- EXERCISE DETAILS:
Using the entries that follow, collect the lines where the word "protect" appears.

[Data extracted from a collection]
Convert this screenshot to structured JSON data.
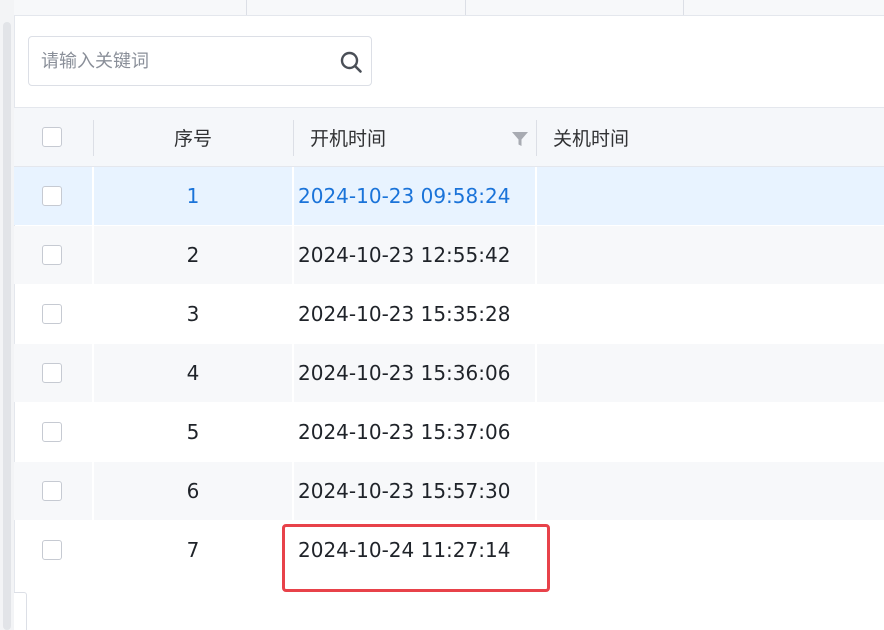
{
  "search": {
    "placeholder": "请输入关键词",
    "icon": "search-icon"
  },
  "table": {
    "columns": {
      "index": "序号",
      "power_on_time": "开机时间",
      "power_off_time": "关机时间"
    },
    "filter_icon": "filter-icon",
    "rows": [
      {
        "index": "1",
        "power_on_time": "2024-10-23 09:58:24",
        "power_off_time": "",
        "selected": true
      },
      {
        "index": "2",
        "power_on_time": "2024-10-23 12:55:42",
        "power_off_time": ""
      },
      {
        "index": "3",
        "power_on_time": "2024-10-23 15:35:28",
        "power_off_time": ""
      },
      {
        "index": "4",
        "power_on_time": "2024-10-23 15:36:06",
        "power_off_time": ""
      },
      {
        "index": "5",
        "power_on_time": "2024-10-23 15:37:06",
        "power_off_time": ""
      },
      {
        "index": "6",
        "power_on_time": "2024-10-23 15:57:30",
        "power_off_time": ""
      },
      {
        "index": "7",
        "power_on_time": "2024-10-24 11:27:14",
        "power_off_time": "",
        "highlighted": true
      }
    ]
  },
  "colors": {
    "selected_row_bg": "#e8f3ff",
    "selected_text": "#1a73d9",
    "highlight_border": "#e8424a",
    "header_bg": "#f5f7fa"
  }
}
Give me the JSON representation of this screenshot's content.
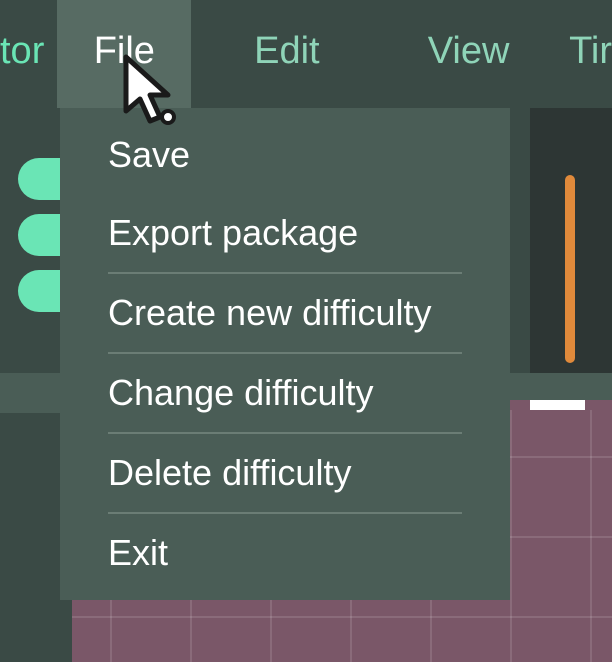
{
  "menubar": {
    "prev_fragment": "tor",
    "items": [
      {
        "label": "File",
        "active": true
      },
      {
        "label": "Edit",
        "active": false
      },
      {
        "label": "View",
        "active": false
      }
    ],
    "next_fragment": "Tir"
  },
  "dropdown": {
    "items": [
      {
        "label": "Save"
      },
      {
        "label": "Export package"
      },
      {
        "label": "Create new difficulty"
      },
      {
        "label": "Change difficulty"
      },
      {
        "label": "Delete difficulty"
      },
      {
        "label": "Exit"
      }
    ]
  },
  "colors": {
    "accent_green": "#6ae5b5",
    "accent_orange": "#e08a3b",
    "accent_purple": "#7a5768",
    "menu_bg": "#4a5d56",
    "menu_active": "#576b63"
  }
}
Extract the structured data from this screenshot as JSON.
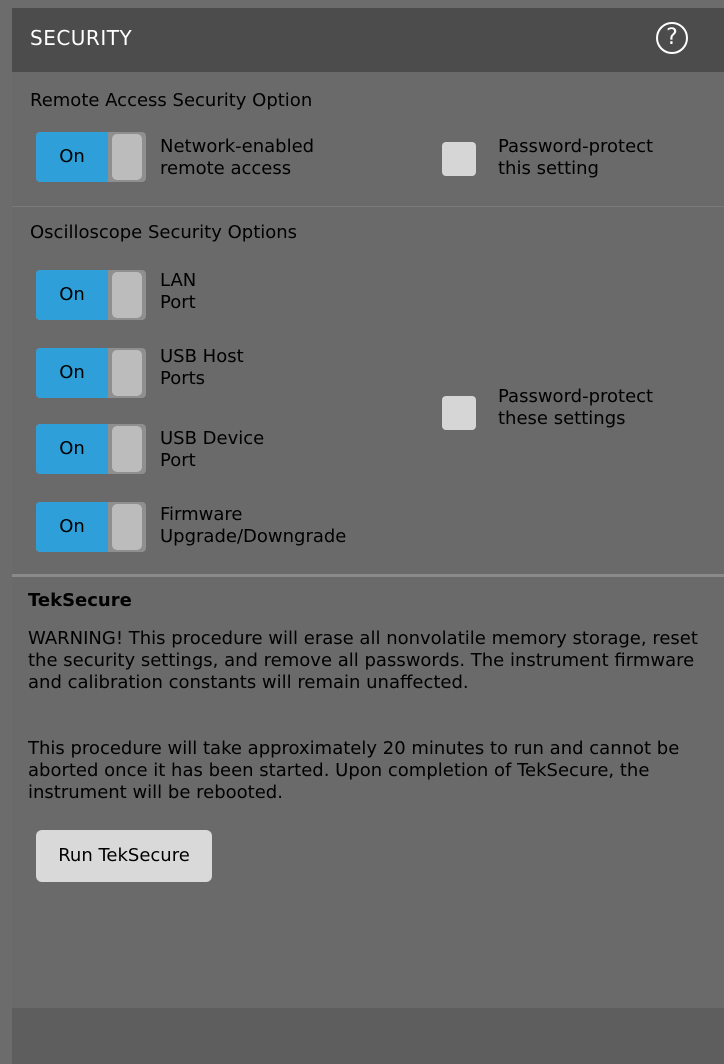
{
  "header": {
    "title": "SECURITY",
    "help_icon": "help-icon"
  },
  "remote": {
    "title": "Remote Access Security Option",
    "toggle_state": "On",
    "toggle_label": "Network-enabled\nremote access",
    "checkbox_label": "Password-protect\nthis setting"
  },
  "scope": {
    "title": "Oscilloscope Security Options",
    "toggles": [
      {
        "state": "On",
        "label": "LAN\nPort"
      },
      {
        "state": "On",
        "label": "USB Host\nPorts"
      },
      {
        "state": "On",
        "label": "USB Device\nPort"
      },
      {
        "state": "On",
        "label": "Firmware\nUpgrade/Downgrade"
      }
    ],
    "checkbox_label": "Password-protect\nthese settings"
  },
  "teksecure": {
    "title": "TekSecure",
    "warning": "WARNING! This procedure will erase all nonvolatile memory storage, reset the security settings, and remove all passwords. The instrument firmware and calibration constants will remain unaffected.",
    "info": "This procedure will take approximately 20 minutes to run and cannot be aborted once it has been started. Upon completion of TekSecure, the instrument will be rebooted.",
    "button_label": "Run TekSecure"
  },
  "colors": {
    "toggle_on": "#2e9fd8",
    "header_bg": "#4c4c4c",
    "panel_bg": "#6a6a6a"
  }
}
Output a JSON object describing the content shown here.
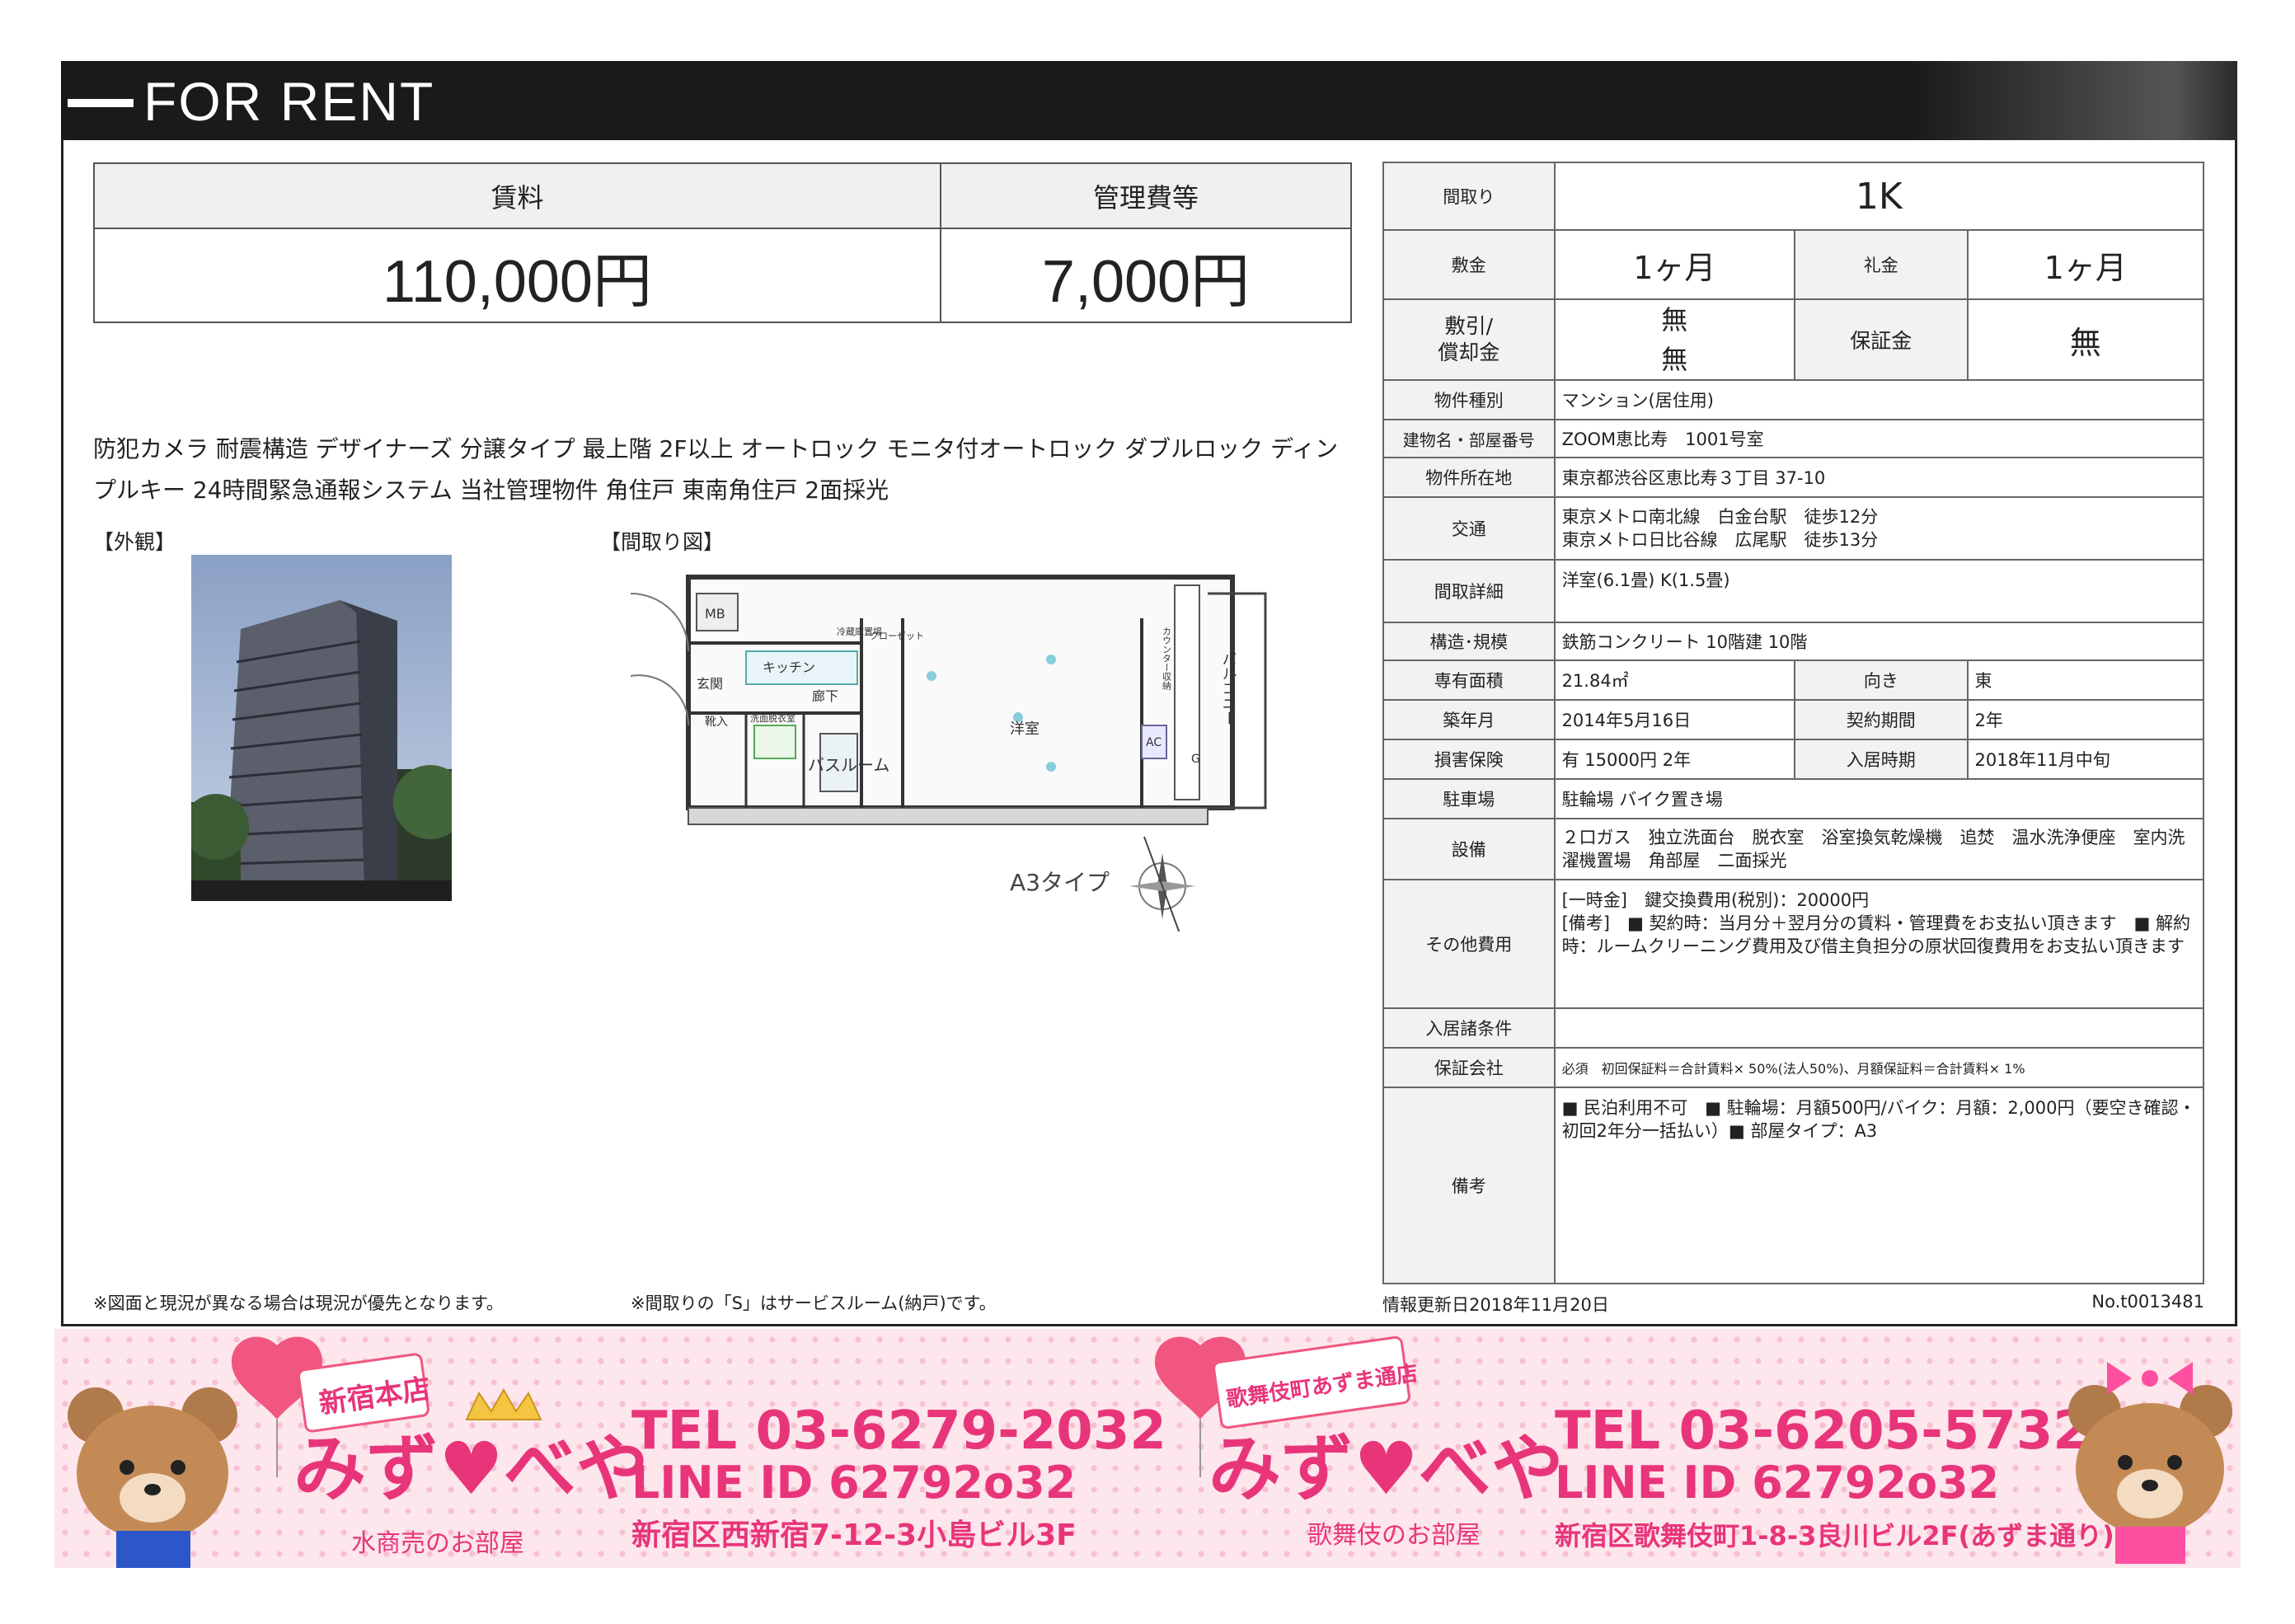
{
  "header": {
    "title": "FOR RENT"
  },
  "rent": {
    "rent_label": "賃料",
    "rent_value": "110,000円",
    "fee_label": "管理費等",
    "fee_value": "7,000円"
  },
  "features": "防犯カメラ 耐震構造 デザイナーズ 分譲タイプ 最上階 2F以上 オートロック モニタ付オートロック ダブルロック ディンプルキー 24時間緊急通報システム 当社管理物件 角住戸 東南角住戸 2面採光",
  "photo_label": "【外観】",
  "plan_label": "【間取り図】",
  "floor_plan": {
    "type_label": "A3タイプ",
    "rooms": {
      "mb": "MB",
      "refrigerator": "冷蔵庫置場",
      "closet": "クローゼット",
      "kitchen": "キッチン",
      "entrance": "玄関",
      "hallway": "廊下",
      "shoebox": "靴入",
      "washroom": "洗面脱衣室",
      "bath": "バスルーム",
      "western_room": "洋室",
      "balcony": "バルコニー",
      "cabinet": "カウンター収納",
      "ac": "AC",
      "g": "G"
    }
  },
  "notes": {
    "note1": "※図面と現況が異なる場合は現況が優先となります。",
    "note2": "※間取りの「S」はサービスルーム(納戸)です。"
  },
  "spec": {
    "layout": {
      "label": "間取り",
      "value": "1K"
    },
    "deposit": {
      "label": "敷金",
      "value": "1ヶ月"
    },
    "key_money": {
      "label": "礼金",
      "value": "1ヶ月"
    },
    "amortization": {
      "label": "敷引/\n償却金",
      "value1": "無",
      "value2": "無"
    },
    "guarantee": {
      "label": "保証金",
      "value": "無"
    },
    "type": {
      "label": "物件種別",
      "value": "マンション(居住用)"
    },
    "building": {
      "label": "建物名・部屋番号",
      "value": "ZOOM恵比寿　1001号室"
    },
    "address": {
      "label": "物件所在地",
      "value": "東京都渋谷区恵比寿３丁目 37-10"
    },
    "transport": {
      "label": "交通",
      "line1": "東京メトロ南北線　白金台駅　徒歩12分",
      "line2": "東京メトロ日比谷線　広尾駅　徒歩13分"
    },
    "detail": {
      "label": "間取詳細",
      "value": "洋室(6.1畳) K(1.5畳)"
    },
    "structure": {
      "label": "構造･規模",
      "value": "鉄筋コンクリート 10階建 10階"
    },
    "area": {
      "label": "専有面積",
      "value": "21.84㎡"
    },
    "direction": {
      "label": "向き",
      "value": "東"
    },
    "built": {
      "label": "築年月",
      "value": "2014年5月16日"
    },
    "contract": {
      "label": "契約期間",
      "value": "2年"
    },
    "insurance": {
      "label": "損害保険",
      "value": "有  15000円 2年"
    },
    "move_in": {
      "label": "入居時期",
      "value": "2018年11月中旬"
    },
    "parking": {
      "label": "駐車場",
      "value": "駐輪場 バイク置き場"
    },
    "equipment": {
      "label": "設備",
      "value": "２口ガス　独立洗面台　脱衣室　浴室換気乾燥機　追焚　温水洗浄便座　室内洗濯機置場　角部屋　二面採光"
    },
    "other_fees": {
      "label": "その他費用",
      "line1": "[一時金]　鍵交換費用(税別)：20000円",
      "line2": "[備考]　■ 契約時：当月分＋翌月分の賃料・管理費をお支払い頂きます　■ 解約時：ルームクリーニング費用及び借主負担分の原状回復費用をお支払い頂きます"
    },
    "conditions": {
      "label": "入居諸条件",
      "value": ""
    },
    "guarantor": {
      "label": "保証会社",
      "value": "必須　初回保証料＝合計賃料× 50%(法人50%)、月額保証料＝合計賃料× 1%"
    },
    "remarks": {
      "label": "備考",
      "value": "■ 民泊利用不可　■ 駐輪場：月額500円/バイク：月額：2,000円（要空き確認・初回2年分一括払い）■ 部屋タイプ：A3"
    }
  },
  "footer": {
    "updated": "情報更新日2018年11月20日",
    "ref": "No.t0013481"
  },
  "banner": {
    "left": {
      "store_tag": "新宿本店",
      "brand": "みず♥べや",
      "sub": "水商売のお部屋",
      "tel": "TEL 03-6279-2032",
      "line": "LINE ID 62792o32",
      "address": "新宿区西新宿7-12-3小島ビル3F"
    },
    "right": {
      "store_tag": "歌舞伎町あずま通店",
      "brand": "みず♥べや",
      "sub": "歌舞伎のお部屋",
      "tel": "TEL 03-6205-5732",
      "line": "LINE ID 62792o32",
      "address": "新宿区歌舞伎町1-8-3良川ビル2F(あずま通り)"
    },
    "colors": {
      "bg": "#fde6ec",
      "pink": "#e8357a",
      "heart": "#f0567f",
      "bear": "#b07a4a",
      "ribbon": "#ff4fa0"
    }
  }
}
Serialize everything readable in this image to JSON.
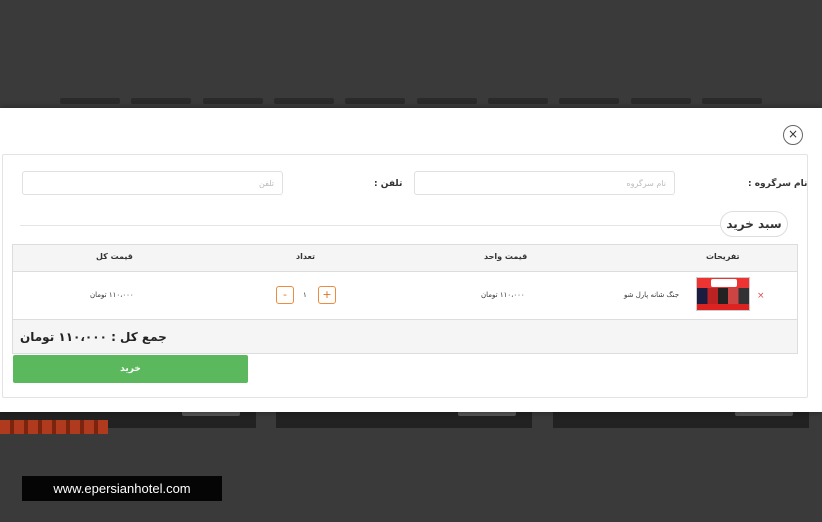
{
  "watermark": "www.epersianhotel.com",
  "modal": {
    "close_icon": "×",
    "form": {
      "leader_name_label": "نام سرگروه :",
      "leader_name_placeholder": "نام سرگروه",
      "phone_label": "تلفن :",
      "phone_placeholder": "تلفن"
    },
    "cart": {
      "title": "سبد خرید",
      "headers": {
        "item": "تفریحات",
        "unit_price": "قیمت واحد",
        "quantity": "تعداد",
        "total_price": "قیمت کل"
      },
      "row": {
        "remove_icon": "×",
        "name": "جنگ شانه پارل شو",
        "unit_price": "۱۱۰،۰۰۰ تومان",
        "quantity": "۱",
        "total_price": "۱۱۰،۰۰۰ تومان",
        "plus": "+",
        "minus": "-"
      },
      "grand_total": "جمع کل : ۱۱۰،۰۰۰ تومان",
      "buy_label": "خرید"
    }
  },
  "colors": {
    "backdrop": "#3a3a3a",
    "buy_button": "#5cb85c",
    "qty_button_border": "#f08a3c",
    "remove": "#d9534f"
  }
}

- CORRECT RESULT:
    "checkbox_label": "Password-protect\nthis setting"
    "checkbox_label": "Password-protect\nthese settings"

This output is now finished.